* Start Dataset records *

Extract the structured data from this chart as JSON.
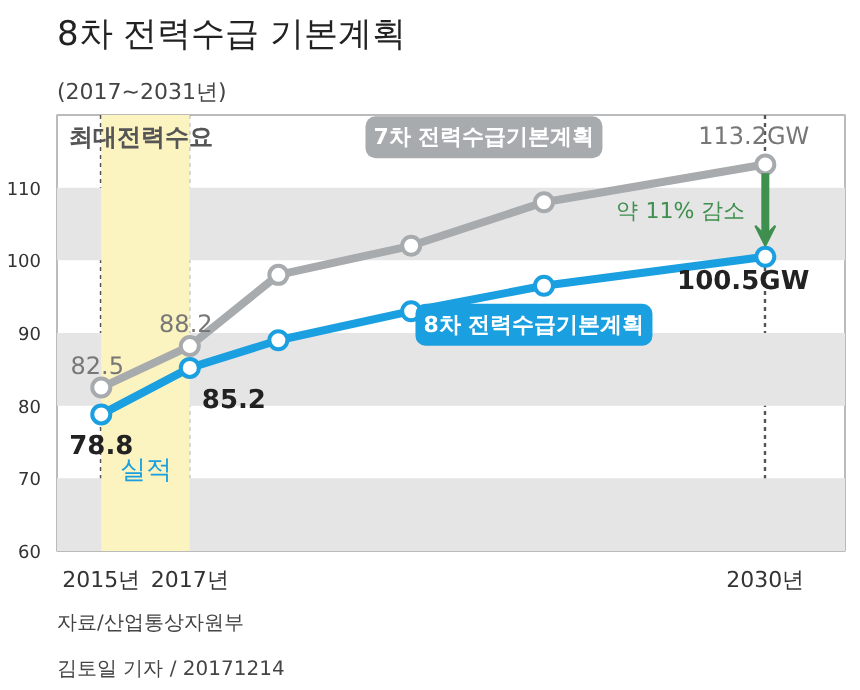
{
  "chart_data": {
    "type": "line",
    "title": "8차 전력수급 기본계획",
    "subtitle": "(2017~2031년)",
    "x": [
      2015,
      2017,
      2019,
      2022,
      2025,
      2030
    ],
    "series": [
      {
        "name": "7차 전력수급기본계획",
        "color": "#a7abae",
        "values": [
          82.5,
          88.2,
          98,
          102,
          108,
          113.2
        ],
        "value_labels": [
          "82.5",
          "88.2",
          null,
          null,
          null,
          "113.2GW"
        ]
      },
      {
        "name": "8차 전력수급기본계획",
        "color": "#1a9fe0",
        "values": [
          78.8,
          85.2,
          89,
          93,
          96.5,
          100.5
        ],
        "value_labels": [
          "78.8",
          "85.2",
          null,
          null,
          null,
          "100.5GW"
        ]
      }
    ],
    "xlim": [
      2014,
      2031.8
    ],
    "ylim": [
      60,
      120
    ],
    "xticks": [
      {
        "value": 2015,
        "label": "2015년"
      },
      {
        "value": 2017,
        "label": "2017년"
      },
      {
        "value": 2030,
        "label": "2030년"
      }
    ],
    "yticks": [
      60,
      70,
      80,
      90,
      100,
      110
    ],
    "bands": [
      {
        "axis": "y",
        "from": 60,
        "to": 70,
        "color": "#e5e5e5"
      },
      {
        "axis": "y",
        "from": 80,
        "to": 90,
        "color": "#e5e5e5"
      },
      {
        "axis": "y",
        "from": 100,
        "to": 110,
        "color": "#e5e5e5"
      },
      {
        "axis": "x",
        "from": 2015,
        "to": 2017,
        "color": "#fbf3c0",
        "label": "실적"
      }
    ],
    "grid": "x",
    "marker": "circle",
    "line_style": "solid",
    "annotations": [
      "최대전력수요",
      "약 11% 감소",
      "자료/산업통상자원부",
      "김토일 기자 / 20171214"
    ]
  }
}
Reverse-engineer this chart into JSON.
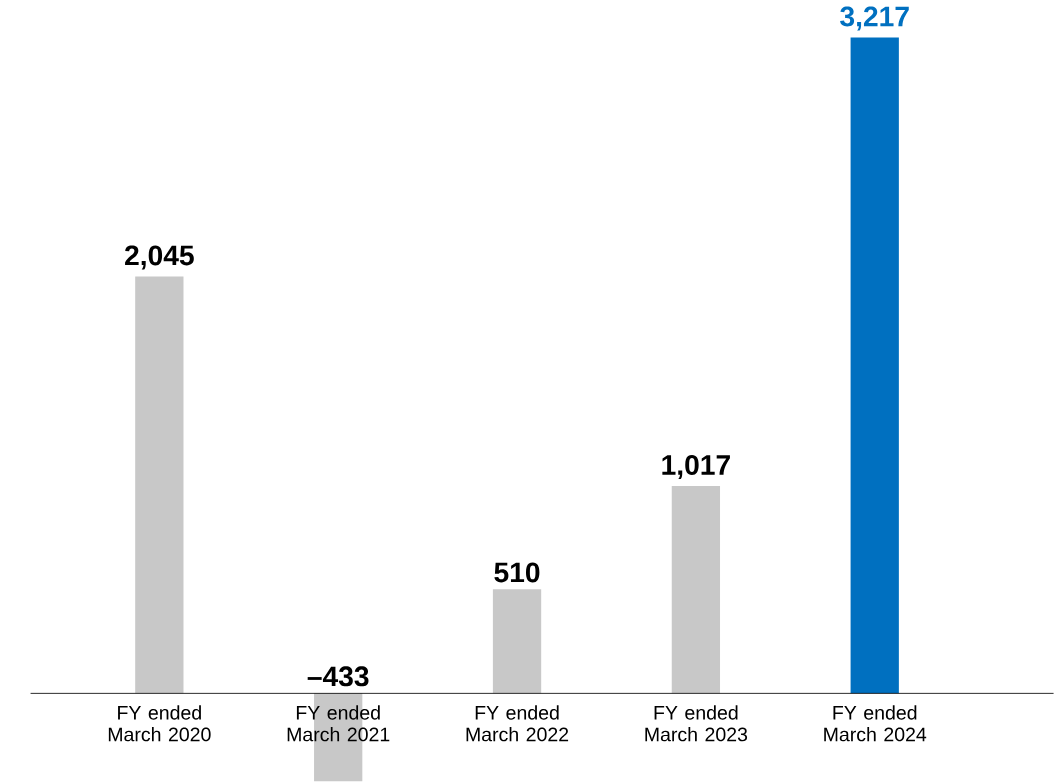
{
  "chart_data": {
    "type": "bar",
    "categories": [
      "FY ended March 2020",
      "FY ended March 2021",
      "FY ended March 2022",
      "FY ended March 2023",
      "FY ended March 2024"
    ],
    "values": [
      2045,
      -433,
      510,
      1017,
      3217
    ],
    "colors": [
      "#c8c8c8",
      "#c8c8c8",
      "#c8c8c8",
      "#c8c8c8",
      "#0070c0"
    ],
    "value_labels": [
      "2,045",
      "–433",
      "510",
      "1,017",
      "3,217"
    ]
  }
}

* End Dataset records *

> [Problem statement]
Output every entry exactly as given; pictures are not part of the copy.

> [Exercise response]
Extract the structured data from this chart as JSON.
{
  "chart_data": {
    "type": "line",
    "title": "8차 전력수급 기본계획",
    "subtitle": "(2017~2031년)",
    "x": [
      2015,
      2017,
      2019,
      2022,
      2025,
      2030
    ],
    "series": [
      {
        "name": "7차 전력수급기본계획",
        "color": "#a7abae",
        "values": [
          82.5,
          88.2,
          98,
          102,
          108,
          113.2
        ],
        "value_labels": [
          "82.5",
          "88.2",
          null,
          null,
          null,
          "113.2GW"
        ]
      },
      {
        "name": "8차 전력수급기본계획",
        "color": "#1a9fe0",
        "values": [
          78.8,
          85.2,
          89,
          93,
          96.5,
          100.5
        ],
        "value_labels": [
          "78.8",
          "85.2",
          null,
          null,
          null,
          "100.5GW"
        ]
      }
    ],
    "xlim": [
      2014,
      2031.8
    ],
    "ylim": [
      60,
      120
    ],
    "xticks": [
      {
        "value": 2015,
        "label": "2015년"
      },
      {
        "value": 2017,
        "label": "2017년"
      },
      {
        "value": 2030,
        "label": "2030년"
      }
    ],
    "yticks": [
      60,
      70,
      80,
      90,
      100,
      110
    ],
    "bands": [
      {
        "axis": "y",
        "from": 60,
        "to": 70,
        "color": "#e5e5e5"
      },
      {
        "axis": "y",
        "from": 80,
        "to": 90,
        "color": "#e5e5e5"
      },
      {
        "axis": "y",
        "from": 100,
        "to": 110,
        "color": "#e5e5e5"
      },
      {
        "axis": "x",
        "from": 2015,
        "to": 2017,
        "color": "#fbf3c0",
        "label": "실적"
      }
    ],
    "grid": "x",
    "marker": "circle",
    "line_style": "solid",
    "annotations": [
      "최대전력수요",
      "약 11% 감소",
      "자료/산업통상자원부",
      "김토일 기자 / 20171214"
    ]
  }
}
Reverse-engineer this chart into JSON.
{
  "chart_data": {
    "type": "bar",
    "categories": [
      "FY ended March 2020",
      "FY ended March 2021",
      "FY ended March 2022",
      "FY ended March 2023",
      "FY ended March 2024"
    ],
    "values": [
      2045,
      -433,
      510,
      1017,
      3217
    ],
    "colors": [
      "#c8c8c8",
      "#c8c8c8",
      "#c8c8c8",
      "#c8c8c8",
      "#0070c0"
    ],
    "value_labels": [
      "2,045",
      "–433",
      "510",
      "1,017",
      "3,217"
    ]
  }
}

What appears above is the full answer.